- [Prompt]
Reproduce all of the material word for word.

- [Entries supplied]
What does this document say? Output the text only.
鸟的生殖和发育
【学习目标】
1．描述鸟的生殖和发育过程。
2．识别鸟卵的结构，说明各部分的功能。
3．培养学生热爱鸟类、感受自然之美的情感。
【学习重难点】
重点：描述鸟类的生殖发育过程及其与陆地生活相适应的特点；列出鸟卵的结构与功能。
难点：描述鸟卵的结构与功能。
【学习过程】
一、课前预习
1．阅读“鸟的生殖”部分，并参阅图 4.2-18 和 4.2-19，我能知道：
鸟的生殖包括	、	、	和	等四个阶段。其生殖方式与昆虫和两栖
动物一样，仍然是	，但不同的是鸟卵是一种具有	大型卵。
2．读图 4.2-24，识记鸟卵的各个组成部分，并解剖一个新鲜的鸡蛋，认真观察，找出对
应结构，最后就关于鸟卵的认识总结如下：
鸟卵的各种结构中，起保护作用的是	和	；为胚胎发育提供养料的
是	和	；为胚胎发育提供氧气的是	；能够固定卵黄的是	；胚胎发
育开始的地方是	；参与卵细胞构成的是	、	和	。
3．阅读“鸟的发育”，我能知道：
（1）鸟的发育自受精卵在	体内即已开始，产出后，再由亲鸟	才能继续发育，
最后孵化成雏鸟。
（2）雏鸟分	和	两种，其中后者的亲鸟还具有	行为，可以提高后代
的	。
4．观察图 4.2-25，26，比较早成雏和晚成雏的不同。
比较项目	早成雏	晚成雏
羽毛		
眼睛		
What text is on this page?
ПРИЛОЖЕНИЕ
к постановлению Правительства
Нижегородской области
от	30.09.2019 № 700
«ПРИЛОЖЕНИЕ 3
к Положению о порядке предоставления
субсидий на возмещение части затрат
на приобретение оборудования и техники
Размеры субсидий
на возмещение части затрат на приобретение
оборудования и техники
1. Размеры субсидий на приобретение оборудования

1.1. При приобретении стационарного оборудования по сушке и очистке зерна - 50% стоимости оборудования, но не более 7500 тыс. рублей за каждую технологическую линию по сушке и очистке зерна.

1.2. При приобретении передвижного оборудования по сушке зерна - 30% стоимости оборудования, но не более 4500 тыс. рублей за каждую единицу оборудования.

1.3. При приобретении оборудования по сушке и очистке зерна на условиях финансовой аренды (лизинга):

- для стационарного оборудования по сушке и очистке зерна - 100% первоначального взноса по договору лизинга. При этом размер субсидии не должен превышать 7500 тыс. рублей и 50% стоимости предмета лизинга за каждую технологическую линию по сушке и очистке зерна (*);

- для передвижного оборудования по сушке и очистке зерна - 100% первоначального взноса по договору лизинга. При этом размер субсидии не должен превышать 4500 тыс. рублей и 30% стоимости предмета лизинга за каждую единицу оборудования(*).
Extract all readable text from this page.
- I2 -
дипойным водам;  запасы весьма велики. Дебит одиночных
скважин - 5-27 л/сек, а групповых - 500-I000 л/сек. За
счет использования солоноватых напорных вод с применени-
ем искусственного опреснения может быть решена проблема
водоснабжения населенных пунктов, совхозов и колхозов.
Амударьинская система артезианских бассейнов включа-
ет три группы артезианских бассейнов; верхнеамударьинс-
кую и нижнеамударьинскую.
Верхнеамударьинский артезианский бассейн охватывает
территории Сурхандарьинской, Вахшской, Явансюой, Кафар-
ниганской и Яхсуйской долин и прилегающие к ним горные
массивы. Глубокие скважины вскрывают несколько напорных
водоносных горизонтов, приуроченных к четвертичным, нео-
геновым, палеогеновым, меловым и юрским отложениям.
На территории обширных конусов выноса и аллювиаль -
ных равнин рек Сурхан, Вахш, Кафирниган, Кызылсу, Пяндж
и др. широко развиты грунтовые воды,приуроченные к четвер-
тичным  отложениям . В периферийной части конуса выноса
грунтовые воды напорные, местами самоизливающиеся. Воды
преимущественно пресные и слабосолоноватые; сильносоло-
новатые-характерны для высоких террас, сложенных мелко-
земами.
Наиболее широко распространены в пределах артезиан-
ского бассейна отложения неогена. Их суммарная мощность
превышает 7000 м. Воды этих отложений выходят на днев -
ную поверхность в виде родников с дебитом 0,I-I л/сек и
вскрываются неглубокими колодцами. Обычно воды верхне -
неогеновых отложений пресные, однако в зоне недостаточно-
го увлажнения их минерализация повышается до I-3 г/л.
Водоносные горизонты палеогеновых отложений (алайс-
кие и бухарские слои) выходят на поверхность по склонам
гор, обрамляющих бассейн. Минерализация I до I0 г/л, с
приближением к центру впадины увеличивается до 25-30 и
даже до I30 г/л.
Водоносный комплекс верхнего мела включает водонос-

- [Answer]
What does this document say? Output the text only.
鸟的生殖和发育
【学习目标】
1．描述鸟的生殖和发育过程。
2．识别鸟卵的结构，说明各部分的功能。
3．培养学生热爱鸟类、感受自然之美的情感。
【学习重难点】
重点：描述鸟类的生殖发育过程及其与陆地生活相适应的特点；列出鸟卵的结构与功能。
难点：描述鸟卵的结构与功能。
【学习过程】
一、课前预习
1．阅读“鸟的生殖”部分，并参阅图 4.2-18 和 4.2-19，我能知道：
鸟的生殖包括	、	、	和	等四个阶段。其生殖方式与昆虫和两栖
动物一样，仍然是	，但不同的是鸟卵是一种具有	大型卵。
2．读图 4.2-24，识记鸟卵的各个组成部分，并解剖一个新鲜的鸡蛋，认真观察，找出对
应结构，最后就关于鸟卵的认识总结如下：
鸟卵的各种结构中，起保护作用的是	和	；为胚胎发育提供养料的
是	和	；为胚胎发育提供氧气的是	；能够固定卵黄的是	；胚胎发
育开始的地方是	；参与卵细胞构成的是	、	和	。
3．阅读“鸟的发育”，我能知道：
（1）鸟的发育自受精卵在	体内即已开始，产出后，再由亲鸟	才能继续发育，
最后孵化成雏鸟。
（2）雏鸟分	和	两种，其中后者的亲鸟还具有	行为，可以提高后代
的	。
4．观察图 4.2-25，26，比较早成雏和晚成雏的不同。
比较项目	早成雏	晚成雏
羽毛		
眼睛		
What text is on this page?
ПРИЛОЖЕНИЕ
к постановлению Правительства
Нижегородской области
от	30.09.2019 № 700
«ПРИЛОЖЕНИЕ 3
к Положению о порядке предоставления
субсидий на возмещение части затрат
на приобретение оборудования и техники
Размеры субсидий
на возмещение части затрат на приобретение
оборудования и техники
1. Размеры субсидий на приобретение оборудования

1.1. При приобретении стационарного оборудования по сушке и очистке зерна - 50% стоимости оборудования, но не более 7500 тыс. рублей за каждую технологическую линию по сушке и очистке зерна.

1.2. При приобретении передвижного оборудования по сушке зерна - 30% стоимости оборудования, но не более 4500 тыс. рублей за каждую единицу оборудования.

1.3. При приобретении оборудования по сушке и очистке зерна на условиях финансовой аренды (лизинга):

- для стационарного оборудования по сушке и очистке зерна - 100% первоначального взноса по договору лизинга. При этом размер субсидии не должен превышать 7500 тыс. рублей и 50% стоимости предмета лизинга за каждую технологическую линию по сушке и очистке зерна (*);

- для передвижного оборудования по сушке и очистке зерна - 100% первоначального взноса по договору лизинга. При этом размер субсидии не должен превышать 4500 тыс. рублей и 30% стоимости предмета лизинга за каждую единицу оборудования(*).
Extract all readable text from this page.
- I2 -
дипойным водам;  запасы весьма велики. Дебит одиночных
скважин - 5-27 л/сек, а групповых - 500-I000 л/сек. За
счет использования солоноватых напорных вод с применени-
ем искусственного опреснения может быть решена проблема
водоснабжения населенных пунктов, совхозов и колхозов.
Амударьинская система артезианских бассейнов включа-
ет три группы артезианских бассейнов; верхнеамударьинс-
кую и нижнеамударьинскую.
Верхнеамударьинский артезианский бассейн охватывает
территории Сурхандарьинской, Вахшской, Явансюой, Кафар-
ниганской и Яхсуйской долин и прилегающие к ним горные
массивы. Глубокие скважины вскрывают несколько напорных
водоносных горизонтов, приуроченных к четвертичным, нео-
геновым, палеогеновым, меловым и юрским отложениям.
На территории обширных конусов выноса и аллювиаль -
ных равнин рек Сурхан, Вахш, Кафирниган, Кызылсу, Пяндж
и др. широко развиты грунтовые воды,приуроченные к четвер-
тичным  отложениям . В периферийной части конуса выноса
грунтовые воды напорные, местами самоизливающиеся. Воды
преимущественно пресные и слабосолоноватые; сильносоло-
новатые-характерны для высоких террас, сложенных мелко-
земами.
Наиболее широко распространены в пределах артезиан-
ского бассейна отложения неогена. Их суммарная мощность
превышает 7000 м. Воды этих отложений выходят на днев -
ную поверхность в виде родников с дебитом 0,I-I л/сек и
вскрываются неглубокими колодцами. Обычно воды верхне -
неогеновых отложений пресные, однако в зоне недостаточно-
го увлажнения их минерализация повышается до I-3 г/л.
Водоносные горизонты палеогеновых отложений (алайс-
кие и бухарские слои) выходят на поверхность по склонам
гор, обрамляющих бассейн. Минерализация I до I0 г/л, с
приближением к центру впадины увеличивается до 25-30 и
даже до I30 г/л.
Водоносный комплекс верхнего мела включает водонос-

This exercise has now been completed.